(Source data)
***
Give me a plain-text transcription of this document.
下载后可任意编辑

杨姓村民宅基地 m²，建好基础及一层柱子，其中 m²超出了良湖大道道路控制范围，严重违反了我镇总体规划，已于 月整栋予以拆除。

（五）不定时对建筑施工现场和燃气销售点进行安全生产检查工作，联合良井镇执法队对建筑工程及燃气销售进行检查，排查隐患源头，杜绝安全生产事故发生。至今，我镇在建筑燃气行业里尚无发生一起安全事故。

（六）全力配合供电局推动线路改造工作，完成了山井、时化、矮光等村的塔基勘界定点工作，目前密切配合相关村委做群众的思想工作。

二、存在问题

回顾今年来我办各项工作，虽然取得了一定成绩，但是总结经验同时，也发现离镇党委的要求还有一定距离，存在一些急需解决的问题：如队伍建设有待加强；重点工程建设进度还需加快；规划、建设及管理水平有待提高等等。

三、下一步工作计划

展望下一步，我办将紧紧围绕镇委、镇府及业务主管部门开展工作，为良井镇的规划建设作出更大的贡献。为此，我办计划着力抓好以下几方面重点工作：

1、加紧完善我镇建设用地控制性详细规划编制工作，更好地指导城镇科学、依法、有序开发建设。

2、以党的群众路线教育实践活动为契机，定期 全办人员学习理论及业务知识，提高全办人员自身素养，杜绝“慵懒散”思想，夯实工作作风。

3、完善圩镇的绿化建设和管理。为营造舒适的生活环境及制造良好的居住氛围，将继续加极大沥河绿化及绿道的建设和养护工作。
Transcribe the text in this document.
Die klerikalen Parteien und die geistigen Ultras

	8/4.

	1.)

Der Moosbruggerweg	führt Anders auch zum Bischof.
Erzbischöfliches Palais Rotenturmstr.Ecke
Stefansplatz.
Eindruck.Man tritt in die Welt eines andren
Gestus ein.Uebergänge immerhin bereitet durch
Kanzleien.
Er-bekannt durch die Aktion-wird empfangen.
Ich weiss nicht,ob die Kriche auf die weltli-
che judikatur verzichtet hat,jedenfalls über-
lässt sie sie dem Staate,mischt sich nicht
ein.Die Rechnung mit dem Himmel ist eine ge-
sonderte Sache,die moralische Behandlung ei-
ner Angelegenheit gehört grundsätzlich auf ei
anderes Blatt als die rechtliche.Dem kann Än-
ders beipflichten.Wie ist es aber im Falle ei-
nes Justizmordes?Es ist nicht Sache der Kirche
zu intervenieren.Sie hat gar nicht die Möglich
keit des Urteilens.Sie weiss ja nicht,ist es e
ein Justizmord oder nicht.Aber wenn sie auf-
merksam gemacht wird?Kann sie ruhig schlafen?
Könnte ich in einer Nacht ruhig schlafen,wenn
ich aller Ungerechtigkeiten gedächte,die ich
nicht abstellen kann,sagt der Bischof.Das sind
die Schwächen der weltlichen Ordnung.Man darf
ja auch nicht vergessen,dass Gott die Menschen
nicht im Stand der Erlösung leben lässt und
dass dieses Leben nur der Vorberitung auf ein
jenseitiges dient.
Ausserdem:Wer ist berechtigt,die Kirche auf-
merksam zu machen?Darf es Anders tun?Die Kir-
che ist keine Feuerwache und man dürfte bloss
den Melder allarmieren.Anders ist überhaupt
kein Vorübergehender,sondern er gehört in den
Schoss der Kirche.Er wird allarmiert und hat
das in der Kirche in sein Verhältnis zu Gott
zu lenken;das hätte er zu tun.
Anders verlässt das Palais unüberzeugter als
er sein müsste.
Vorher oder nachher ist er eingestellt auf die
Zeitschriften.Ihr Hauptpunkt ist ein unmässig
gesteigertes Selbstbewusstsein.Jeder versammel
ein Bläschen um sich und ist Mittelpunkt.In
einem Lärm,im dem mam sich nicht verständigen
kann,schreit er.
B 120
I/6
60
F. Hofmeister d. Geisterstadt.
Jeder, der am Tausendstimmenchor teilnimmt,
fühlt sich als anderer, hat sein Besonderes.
***
▶ **WHAT NEEDS TO BE DONE**
Say the number of lines in the listing that hold "Kirche", with no added words.

▶ **ANSWER TO THIS TASK**
4